--- INSTRUCTION ---
Copy out each line exactly as it appears.

START LISTED ENTRIES

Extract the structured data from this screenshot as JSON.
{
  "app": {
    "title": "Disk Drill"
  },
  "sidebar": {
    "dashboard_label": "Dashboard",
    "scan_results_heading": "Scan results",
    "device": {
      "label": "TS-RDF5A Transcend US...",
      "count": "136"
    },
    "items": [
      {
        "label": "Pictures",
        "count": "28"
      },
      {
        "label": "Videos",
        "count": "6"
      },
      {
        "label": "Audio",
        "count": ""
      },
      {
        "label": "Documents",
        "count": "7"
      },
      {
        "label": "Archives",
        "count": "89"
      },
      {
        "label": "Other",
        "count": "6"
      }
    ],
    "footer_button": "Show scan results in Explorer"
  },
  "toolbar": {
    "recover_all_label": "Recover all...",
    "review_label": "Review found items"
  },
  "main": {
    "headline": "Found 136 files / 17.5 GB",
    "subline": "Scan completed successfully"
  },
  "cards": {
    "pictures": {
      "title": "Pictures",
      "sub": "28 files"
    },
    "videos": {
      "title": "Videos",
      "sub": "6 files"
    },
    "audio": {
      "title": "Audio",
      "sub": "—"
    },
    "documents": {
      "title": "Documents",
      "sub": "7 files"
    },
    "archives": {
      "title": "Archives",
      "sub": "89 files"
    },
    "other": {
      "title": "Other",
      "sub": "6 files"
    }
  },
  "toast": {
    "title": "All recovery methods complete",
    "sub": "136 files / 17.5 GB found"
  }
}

END LISTED ENTRIES

--- THE COMPLETED TASK ---
Extract the structured data from this screenshot as JSON.
{
  "app": {
    "title": "Disk Drill"
  },
  "sidebar": {
    "dashboard_label": "Dashboard",
    "scan_results_heading": "Scan results",
    "device": {
      "label": "TS-RDF5A Transcend US...",
      "count": "136"
    },
    "items": [
      {
        "label": "Pictures",
        "count": "28"
      },
      {
        "label": "Videos",
        "count": "6"
      },
      {
        "label": "Audio",
        "count": ""
      },
      {
        "label": "Documents",
        "count": "7"
      },
      {
        "label": "Archives",
        "count": "89"
      },
      {
        "label": "Other",
        "count": "6"
      }
    ],
    "footer_button": "Show scan results in Explorer"
  },
  "toolbar": {
    "recover_all_label": "Recover all...",
    "review_label": "Review found items"
  },
  "main": {
    "headline": "Found 136 files / 17.5 GB",
    "subline": "Scan completed successfully"
  },
  "cards": {
    "pictures": {
      "title": "Pictures",
      "sub": "28 files"
    },
    "videos": {
      "title": "Videos",
      "sub": "6 files"
    },
    "audio": {
      "title": "Audio",
      "sub": "—"
    },
    "documents": {
      "title": "Documents",
      "sub": "7 files"
    },
    "archives": {
      "title": "Archives",
      "sub": "89 files"
    },
    "other": {
      "title": "Other",
      "sub": "6 files"
    }
  },
  "toast": {
    "title": "All recovery methods complete",
    "sub": "136 files / 17.5 GB found"
  }
}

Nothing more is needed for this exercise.